-- Begin RECORDS TO PROCESS --
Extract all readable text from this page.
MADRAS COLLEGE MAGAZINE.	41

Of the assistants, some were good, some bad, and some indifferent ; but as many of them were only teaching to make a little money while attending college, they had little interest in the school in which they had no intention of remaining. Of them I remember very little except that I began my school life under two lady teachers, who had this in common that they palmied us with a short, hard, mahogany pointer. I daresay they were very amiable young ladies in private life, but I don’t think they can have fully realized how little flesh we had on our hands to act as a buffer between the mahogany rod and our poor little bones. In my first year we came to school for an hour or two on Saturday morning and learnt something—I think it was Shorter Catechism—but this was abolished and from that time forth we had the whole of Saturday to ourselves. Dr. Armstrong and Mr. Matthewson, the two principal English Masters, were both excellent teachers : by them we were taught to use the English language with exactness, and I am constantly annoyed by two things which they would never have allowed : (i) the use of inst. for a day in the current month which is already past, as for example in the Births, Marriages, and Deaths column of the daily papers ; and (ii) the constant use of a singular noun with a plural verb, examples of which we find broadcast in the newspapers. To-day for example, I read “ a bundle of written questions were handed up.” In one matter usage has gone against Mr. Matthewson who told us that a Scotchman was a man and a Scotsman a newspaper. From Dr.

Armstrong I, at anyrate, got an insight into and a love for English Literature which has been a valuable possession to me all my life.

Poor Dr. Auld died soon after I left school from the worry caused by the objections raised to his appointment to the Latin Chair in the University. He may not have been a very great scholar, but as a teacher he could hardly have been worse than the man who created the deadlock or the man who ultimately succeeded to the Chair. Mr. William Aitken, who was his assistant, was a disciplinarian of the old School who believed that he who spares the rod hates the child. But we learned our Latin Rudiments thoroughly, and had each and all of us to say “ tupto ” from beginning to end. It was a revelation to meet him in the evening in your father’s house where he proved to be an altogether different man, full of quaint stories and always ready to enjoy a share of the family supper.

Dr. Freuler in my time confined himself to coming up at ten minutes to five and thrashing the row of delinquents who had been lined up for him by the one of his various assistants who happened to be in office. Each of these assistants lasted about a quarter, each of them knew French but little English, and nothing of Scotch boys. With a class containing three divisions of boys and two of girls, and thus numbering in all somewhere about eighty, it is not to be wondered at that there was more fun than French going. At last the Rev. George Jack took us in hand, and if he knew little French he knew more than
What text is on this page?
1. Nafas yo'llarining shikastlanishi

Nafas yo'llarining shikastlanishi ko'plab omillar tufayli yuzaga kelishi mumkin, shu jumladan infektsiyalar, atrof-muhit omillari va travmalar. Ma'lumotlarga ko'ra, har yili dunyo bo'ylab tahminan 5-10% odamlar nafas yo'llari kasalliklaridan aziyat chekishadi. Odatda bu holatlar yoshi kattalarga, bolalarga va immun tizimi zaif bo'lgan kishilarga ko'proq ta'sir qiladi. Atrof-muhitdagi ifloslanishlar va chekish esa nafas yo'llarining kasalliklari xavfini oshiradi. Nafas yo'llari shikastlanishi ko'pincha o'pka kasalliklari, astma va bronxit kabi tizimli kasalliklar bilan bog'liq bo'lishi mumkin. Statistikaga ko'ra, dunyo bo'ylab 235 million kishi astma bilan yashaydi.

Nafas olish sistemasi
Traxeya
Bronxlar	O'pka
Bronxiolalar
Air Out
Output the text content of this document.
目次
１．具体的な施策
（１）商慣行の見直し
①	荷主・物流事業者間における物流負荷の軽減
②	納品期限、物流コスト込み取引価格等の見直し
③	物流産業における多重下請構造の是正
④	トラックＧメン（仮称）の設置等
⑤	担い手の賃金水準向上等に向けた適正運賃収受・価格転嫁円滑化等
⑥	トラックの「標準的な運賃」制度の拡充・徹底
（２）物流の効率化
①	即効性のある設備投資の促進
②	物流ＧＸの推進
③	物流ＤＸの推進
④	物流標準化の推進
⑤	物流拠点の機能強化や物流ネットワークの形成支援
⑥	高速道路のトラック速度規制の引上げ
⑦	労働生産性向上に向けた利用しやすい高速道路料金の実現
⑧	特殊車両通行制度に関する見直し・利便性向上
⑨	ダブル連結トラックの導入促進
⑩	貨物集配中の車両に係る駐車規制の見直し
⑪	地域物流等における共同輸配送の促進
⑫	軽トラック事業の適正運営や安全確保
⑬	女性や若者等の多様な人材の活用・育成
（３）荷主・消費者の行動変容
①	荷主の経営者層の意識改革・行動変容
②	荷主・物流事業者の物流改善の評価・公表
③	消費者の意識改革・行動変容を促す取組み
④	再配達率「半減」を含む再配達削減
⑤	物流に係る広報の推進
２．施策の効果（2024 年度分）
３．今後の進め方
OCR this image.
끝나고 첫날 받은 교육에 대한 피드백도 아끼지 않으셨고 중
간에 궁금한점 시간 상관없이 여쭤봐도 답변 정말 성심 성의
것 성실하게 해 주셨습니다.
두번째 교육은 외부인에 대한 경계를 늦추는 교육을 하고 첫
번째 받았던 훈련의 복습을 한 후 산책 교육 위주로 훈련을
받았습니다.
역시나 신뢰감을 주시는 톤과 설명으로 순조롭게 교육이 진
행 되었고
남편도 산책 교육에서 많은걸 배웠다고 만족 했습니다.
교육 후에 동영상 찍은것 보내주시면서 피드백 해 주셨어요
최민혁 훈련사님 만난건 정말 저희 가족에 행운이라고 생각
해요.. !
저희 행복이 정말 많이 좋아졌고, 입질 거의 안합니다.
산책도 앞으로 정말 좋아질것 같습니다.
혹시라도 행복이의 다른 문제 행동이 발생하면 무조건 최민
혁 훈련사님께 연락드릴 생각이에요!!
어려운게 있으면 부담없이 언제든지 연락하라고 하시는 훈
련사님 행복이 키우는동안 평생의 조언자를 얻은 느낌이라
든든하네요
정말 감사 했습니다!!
-- End RECORDS TO PROCESS --
WORK TO COMPLETE →
Provide only the number of lines in the entries that hold the word "than".

THE COMPLETED TASK →
2